• [Task to carry out] Work through the data line by line, gathering every line that has the word "ATTACKS".

-------- Supplied records --------

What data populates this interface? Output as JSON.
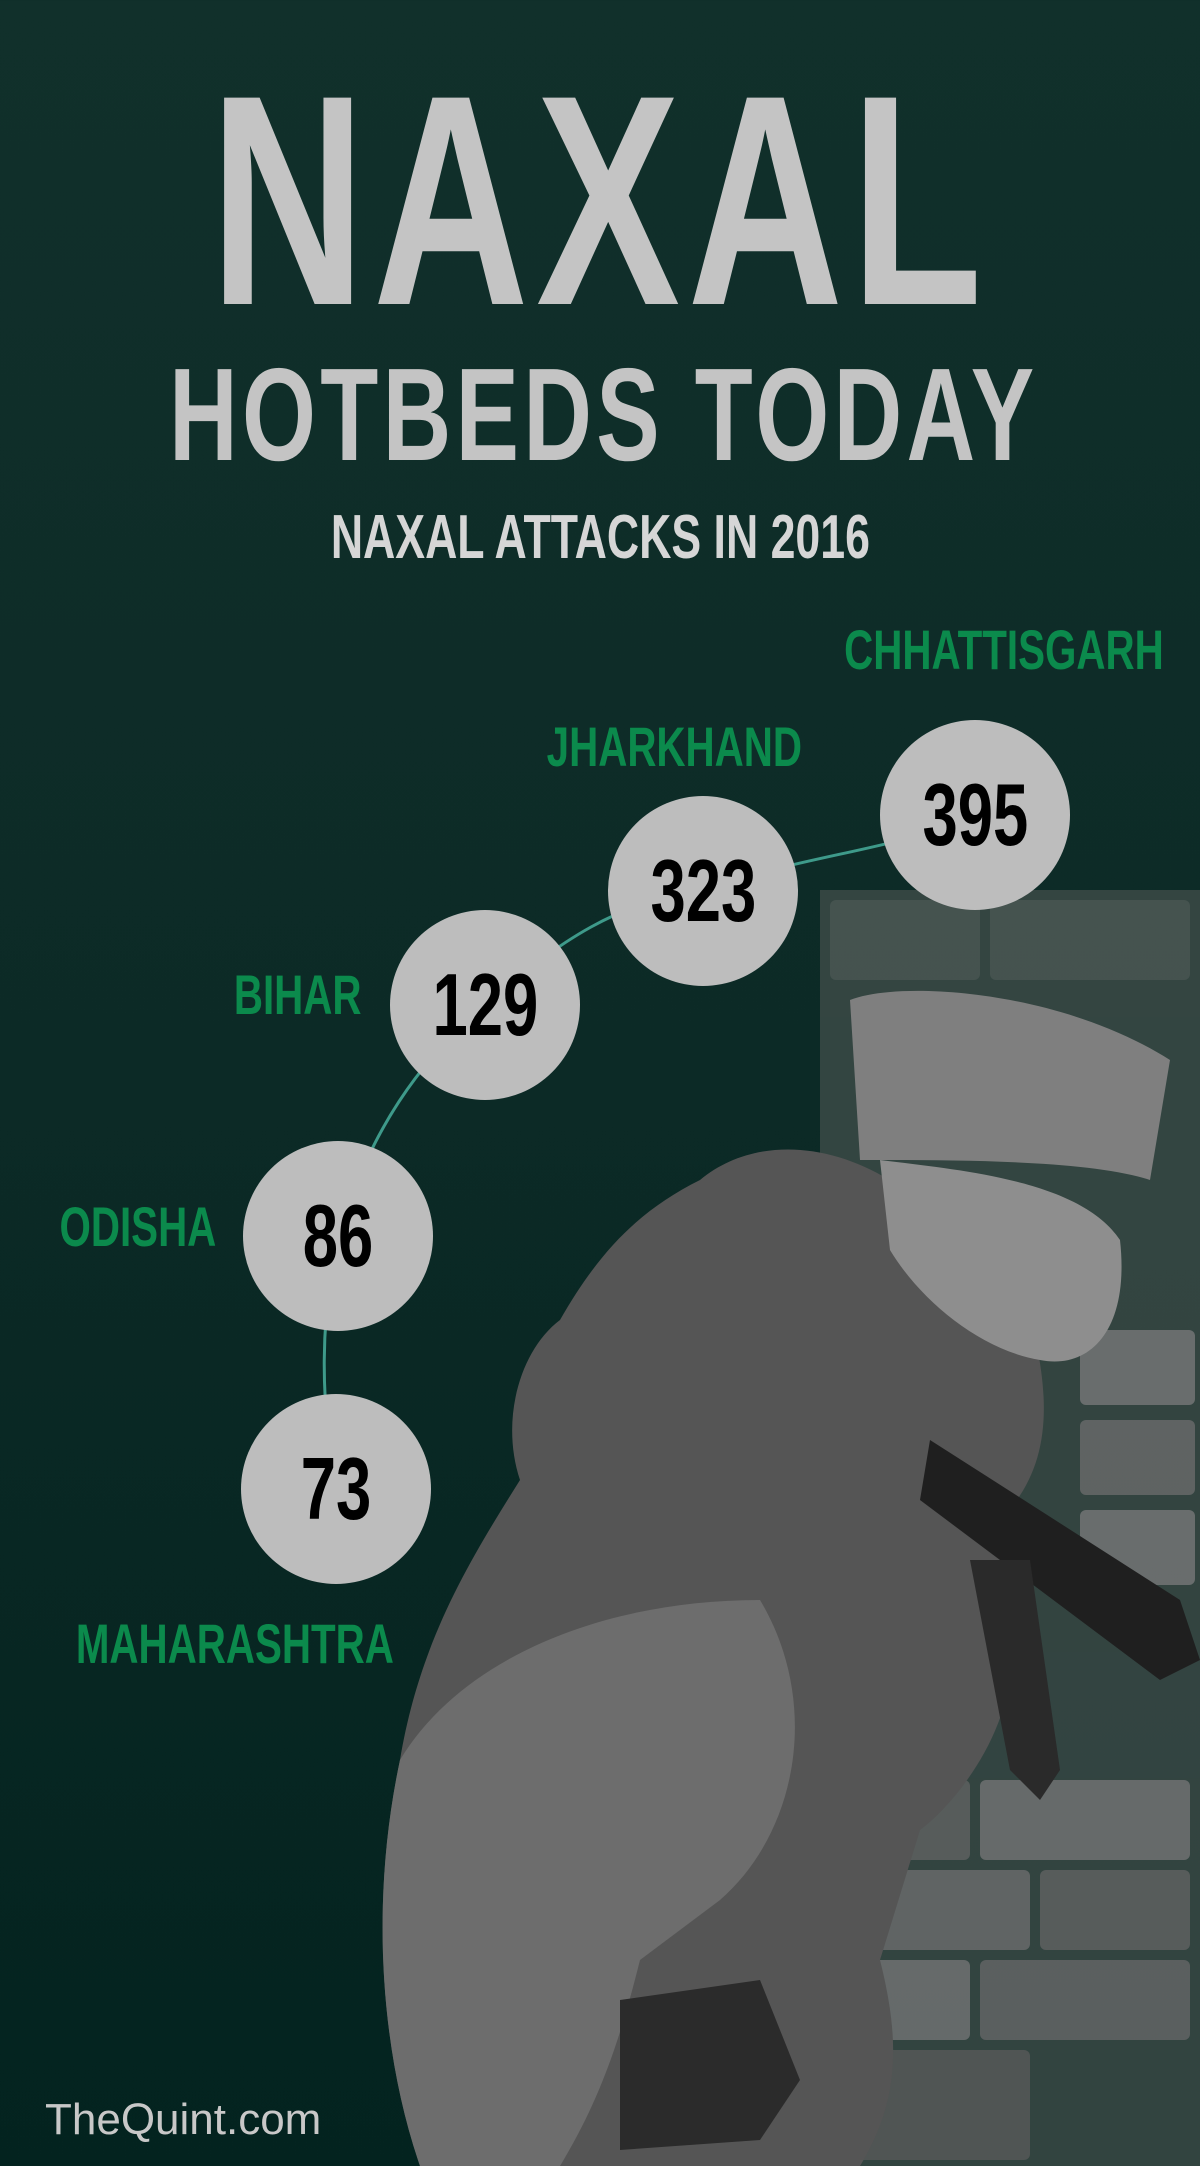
{
  "header": {
    "title_line1": "NAXAL",
    "title_line2": "HOTBEDS TODAY",
    "subtitle": "NAXAL ATTACKS IN 2016"
  },
  "chart_data": {
    "type": "table",
    "title": "NAXAL ATTACKS IN 2016",
    "categories": [
      "MAHARASHTRA",
      "ODISHA",
      "BIHAR",
      "JHARKHAND",
      "CHHATTISGARH"
    ],
    "values": [
      73,
      86,
      129,
      323,
      395
    ],
    "value_labels": [
      "73",
      "86",
      "129",
      "323",
      "395"
    ]
  },
  "colors": {
    "background": "#0c2a26",
    "label": "#0b8a4c",
    "circle": "#bdbdbd",
    "connector": "#3e9a8a",
    "title": "#c4c4c4"
  },
  "footer": {
    "brand": "TheQuint.com"
  }
}
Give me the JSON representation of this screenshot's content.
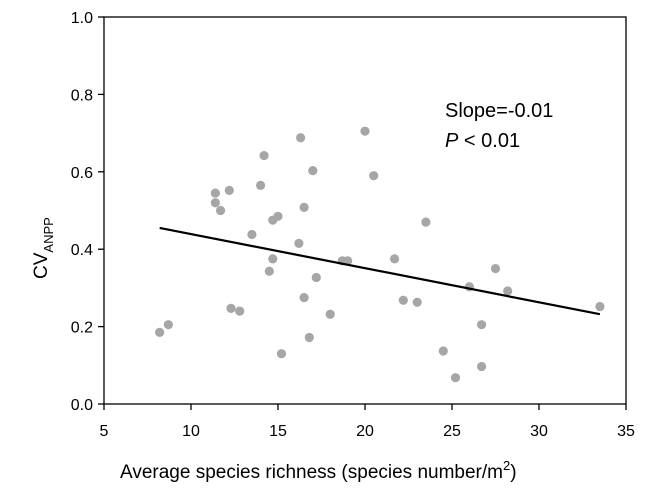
{
  "chart_data": {
    "type": "scatter",
    "xlabel": "Average species richness (species number/m",
    "xlabel_superscript": "2",
    "xlabel_suffix": ")",
    "ylabel_main": "CV",
    "ylabel_subscript": "ANPP",
    "xlim": [
      5,
      35
    ],
    "ylim": [
      0.0,
      1.0
    ],
    "x_ticks": [
      5,
      10,
      15,
      20,
      25,
      30,
      35
    ],
    "y_ticks": [
      0.0,
      0.2,
      0.4,
      0.6,
      0.8,
      1.0
    ],
    "x_tick_labels": [
      "5",
      "10",
      "15",
      "20",
      "25",
      "30",
      "35"
    ],
    "y_tick_labels": [
      "0.0",
      "0.2",
      "0.4",
      "0.6",
      "0.8",
      "1.0"
    ],
    "grid": false,
    "point_color": "#a6a6a6",
    "line_color": "#000000",
    "annotation_slope": "Slope=-0.01",
    "annotation_p_italic": "P",
    "annotation_p_rest": " < 0.01",
    "points": [
      {
        "x": 8.2,
        "y": 0.185
      },
      {
        "x": 8.7,
        "y": 0.205
      },
      {
        "x": 11.4,
        "y": 0.545
      },
      {
        "x": 11.4,
        "y": 0.52
      },
      {
        "x": 11.7,
        "y": 0.5
      },
      {
        "x": 12.2,
        "y": 0.552
      },
      {
        "x": 12.3,
        "y": 0.247
      },
      {
        "x": 12.8,
        "y": 0.24
      },
      {
        "x": 13.5,
        "y": 0.438
      },
      {
        "x": 14.0,
        "y": 0.565
      },
      {
        "x": 14.2,
        "y": 0.642
      },
      {
        "x": 14.5,
        "y": 0.343
      },
      {
        "x": 14.7,
        "y": 0.375
      },
      {
        "x": 14.7,
        "y": 0.475
      },
      {
        "x": 15.0,
        "y": 0.485
      },
      {
        "x": 15.2,
        "y": 0.13
      },
      {
        "x": 16.2,
        "y": 0.415
      },
      {
        "x": 16.3,
        "y": 0.688
      },
      {
        "x": 16.5,
        "y": 0.508
      },
      {
        "x": 16.5,
        "y": 0.275
      },
      {
        "x": 16.8,
        "y": 0.172
      },
      {
        "x": 17.0,
        "y": 0.603
      },
      {
        "x": 17.2,
        "y": 0.327
      },
      {
        "x": 18.0,
        "y": 0.232
      },
      {
        "x": 18.7,
        "y": 0.37
      },
      {
        "x": 19.0,
        "y": 0.37
      },
      {
        "x": 20.0,
        "y": 0.705
      },
      {
        "x": 20.5,
        "y": 0.59
      },
      {
        "x": 21.7,
        "y": 0.375
      },
      {
        "x": 22.2,
        "y": 0.268
      },
      {
        "x": 23.0,
        "y": 0.263
      },
      {
        "x": 23.5,
        "y": 0.47
      },
      {
        "x": 24.5,
        "y": 0.137
      },
      {
        "x": 25.2,
        "y": 0.068
      },
      {
        "x": 26.0,
        "y": 0.303
      },
      {
        "x": 26.7,
        "y": 0.205
      },
      {
        "x": 26.7,
        "y": 0.097
      },
      {
        "x": 27.5,
        "y": 0.35
      },
      {
        "x": 28.2,
        "y": 0.292
      },
      {
        "x": 33.5,
        "y": 0.252
      }
    ],
    "regression": {
      "x": [
        8.2,
        33.5
      ],
      "y": [
        0.455,
        0.232
      ]
    }
  }
}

--------

• [Correct result]
    "subtitle": "NAXAL ATTACKS IN 2016"
    "title": "NAXAL ATTACKS IN 2016",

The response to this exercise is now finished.